__PROBLEM TO SOLVE__. In the records below, count every line containing "JSON". Reply with the number only.

__STORED RECORDS__.
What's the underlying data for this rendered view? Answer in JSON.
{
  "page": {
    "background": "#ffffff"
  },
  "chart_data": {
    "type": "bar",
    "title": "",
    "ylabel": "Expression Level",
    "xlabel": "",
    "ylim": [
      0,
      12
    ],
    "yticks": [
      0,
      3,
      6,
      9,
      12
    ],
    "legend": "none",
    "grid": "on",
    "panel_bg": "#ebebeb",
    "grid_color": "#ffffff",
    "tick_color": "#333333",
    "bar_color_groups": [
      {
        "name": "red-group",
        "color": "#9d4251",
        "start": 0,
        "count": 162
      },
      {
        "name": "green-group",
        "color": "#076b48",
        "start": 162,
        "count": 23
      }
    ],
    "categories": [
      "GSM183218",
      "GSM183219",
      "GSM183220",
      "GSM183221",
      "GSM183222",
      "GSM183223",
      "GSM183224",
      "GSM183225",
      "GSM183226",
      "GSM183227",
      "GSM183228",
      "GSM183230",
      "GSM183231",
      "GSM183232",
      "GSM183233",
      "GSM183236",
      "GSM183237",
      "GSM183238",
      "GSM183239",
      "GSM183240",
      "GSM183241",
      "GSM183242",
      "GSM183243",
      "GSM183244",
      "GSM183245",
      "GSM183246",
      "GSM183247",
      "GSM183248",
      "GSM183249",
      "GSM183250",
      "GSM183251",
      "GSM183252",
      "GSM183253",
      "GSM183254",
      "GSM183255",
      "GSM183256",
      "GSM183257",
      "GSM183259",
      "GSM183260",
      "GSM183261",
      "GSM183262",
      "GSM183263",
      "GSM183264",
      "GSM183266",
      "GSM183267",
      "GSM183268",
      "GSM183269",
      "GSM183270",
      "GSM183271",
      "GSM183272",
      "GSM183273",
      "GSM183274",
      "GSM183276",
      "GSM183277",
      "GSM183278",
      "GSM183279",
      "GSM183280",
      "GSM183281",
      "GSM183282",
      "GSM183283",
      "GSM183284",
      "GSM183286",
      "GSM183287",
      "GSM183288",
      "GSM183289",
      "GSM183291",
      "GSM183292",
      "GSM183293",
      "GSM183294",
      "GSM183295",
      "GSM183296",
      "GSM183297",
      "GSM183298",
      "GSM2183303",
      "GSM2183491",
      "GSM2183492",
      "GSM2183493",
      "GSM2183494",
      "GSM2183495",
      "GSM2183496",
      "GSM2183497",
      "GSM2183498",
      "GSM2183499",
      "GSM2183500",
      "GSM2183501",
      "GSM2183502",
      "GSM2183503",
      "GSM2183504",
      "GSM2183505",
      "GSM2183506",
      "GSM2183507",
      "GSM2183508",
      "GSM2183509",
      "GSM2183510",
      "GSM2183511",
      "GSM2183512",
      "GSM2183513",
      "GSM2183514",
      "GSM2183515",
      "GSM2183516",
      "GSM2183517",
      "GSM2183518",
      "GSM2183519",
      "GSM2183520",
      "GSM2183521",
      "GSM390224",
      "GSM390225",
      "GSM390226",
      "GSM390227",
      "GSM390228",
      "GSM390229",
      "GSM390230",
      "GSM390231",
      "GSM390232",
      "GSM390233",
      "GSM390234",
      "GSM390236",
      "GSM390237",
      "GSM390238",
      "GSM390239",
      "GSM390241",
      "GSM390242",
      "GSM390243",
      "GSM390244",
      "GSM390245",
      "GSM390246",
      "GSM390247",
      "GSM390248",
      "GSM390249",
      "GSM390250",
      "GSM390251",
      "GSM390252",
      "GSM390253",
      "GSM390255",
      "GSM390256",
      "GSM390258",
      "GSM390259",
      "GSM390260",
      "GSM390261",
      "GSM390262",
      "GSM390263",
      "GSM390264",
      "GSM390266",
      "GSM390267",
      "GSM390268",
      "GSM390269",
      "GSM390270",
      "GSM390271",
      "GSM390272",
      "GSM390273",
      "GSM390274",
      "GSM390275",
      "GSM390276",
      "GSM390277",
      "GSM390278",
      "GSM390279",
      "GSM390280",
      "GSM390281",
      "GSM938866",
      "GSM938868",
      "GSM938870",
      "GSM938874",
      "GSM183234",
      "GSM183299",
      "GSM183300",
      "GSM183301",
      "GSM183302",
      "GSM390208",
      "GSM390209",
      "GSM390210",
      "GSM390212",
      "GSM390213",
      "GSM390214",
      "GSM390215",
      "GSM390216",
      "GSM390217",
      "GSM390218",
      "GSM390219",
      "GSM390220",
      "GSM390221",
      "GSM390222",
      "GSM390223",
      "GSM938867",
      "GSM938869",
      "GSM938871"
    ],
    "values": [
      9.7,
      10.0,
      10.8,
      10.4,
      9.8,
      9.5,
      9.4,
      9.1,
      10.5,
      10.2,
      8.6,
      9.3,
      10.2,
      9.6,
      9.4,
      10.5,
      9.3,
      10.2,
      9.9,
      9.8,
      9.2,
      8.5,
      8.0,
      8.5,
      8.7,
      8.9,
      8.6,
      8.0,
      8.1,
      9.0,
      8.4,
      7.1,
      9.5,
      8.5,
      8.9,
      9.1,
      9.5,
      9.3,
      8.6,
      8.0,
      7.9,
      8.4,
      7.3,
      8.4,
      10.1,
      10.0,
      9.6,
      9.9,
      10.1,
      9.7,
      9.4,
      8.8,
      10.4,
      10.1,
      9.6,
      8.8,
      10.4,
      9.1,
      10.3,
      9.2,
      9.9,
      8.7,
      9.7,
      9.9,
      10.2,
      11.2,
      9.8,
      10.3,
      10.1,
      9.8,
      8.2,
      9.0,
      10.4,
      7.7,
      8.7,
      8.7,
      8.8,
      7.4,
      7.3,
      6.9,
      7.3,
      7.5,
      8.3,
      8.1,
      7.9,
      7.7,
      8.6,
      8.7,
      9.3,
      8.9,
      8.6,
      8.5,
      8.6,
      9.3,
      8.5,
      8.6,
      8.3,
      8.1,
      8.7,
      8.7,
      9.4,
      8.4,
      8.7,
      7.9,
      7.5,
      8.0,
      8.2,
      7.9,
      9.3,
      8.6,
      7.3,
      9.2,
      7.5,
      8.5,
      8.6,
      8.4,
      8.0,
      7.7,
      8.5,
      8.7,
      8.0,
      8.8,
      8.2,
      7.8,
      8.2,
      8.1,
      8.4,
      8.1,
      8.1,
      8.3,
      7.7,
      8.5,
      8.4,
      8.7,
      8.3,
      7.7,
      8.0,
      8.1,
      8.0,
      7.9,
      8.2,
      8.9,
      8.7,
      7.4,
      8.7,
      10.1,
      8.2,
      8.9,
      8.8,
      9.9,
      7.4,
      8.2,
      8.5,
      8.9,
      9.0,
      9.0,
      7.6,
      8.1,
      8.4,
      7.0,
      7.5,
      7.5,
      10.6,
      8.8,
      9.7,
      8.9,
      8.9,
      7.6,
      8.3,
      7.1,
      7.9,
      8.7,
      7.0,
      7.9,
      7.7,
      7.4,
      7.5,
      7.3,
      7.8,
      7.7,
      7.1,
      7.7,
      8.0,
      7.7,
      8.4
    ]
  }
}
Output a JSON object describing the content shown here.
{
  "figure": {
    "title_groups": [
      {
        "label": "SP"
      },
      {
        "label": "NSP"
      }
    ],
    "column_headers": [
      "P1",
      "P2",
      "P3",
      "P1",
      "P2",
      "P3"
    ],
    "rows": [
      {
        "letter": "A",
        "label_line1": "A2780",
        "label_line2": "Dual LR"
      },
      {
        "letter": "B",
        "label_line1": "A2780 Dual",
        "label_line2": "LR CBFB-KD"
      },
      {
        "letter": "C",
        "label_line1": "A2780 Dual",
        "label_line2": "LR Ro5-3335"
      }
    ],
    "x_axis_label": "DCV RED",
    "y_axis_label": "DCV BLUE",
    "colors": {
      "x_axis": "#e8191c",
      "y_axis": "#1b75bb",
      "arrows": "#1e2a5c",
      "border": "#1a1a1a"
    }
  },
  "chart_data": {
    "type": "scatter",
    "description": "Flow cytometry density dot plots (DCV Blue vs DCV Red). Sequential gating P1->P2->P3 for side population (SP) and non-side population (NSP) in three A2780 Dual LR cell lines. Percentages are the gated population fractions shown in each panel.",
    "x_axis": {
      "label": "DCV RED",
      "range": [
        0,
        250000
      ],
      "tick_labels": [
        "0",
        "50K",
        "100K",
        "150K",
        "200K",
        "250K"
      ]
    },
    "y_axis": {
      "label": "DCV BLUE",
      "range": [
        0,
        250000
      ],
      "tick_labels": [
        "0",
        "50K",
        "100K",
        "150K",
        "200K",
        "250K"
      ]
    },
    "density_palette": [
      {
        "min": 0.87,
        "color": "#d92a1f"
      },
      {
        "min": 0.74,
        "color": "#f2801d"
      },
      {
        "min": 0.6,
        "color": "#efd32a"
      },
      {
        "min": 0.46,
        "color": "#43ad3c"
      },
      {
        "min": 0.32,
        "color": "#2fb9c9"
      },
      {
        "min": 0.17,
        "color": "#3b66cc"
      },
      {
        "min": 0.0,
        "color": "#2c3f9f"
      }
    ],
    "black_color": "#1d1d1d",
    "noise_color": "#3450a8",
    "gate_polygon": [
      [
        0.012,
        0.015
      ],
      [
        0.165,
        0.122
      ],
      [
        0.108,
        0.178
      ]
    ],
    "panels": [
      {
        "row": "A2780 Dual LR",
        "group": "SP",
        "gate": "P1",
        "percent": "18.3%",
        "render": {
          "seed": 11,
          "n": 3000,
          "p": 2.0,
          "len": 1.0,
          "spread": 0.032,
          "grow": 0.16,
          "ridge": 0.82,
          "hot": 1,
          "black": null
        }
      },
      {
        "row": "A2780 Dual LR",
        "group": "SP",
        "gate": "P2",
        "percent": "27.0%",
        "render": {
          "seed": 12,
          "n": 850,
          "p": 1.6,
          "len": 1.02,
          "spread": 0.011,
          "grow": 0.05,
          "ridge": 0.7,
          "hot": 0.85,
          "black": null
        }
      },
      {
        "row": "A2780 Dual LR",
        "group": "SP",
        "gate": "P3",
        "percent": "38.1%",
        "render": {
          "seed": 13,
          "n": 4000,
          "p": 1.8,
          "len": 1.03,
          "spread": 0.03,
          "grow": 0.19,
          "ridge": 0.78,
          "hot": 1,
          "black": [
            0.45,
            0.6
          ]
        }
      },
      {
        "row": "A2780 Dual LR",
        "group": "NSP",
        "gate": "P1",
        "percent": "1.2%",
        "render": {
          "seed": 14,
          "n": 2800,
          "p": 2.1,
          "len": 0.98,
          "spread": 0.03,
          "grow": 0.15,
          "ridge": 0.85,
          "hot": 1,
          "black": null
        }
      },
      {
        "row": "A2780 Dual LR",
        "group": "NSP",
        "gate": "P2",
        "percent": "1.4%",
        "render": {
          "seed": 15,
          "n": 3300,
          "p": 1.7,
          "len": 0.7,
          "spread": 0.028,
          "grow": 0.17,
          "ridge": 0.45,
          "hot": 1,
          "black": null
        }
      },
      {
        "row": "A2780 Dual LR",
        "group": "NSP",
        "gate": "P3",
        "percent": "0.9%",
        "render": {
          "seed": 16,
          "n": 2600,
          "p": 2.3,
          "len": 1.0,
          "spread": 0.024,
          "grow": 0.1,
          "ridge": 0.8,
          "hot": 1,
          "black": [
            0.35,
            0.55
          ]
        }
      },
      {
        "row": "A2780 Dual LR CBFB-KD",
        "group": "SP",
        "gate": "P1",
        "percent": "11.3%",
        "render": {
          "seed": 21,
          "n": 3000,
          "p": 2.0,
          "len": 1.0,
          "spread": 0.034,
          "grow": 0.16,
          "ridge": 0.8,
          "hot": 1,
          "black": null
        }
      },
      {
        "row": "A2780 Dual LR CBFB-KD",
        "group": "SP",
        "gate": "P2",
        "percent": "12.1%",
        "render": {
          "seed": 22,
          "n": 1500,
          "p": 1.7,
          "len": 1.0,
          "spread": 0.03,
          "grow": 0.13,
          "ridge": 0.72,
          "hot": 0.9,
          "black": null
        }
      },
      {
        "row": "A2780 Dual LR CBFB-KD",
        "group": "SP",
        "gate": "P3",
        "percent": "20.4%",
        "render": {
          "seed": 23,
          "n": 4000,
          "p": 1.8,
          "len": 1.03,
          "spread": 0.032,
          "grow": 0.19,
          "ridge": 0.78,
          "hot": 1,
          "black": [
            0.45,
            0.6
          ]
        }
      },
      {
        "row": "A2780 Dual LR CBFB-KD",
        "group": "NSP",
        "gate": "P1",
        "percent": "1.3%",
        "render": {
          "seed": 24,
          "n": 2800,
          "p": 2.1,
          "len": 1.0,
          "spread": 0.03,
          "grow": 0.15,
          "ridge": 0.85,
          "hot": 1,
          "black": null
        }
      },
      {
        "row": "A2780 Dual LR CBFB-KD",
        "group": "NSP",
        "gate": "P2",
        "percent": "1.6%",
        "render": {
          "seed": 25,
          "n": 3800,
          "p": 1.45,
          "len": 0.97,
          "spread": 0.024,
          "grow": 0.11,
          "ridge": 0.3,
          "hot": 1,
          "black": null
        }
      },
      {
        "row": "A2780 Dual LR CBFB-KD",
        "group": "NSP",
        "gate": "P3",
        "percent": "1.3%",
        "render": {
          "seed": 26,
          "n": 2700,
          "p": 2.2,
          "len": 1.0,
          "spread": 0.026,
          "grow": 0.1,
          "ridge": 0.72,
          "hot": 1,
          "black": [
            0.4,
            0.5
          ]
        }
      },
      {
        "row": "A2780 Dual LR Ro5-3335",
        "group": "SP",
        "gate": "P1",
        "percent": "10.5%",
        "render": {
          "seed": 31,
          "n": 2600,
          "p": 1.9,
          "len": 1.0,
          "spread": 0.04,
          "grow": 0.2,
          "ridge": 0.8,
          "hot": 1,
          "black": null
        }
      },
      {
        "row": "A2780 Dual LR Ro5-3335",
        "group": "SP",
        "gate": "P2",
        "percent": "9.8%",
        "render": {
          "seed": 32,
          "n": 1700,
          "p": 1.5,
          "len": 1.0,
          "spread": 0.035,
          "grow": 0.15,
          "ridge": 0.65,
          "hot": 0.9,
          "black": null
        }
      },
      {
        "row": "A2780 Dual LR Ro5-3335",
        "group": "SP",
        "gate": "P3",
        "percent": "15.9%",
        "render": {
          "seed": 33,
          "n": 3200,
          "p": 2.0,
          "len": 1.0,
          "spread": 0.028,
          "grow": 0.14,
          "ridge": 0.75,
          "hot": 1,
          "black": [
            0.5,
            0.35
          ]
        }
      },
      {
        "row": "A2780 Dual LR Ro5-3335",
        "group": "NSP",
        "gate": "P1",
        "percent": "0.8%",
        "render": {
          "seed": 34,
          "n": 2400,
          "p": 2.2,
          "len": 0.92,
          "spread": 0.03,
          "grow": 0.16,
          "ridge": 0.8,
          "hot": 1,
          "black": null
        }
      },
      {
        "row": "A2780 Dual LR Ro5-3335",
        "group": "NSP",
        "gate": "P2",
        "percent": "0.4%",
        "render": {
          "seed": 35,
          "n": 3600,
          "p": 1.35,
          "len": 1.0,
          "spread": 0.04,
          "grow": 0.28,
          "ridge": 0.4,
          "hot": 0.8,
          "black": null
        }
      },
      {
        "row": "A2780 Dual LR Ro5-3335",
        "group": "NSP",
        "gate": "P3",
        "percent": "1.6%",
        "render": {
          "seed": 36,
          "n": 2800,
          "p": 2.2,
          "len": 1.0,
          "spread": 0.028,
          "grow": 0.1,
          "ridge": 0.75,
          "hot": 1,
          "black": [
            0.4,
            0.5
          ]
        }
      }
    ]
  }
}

__TASK RESPONSE__. 2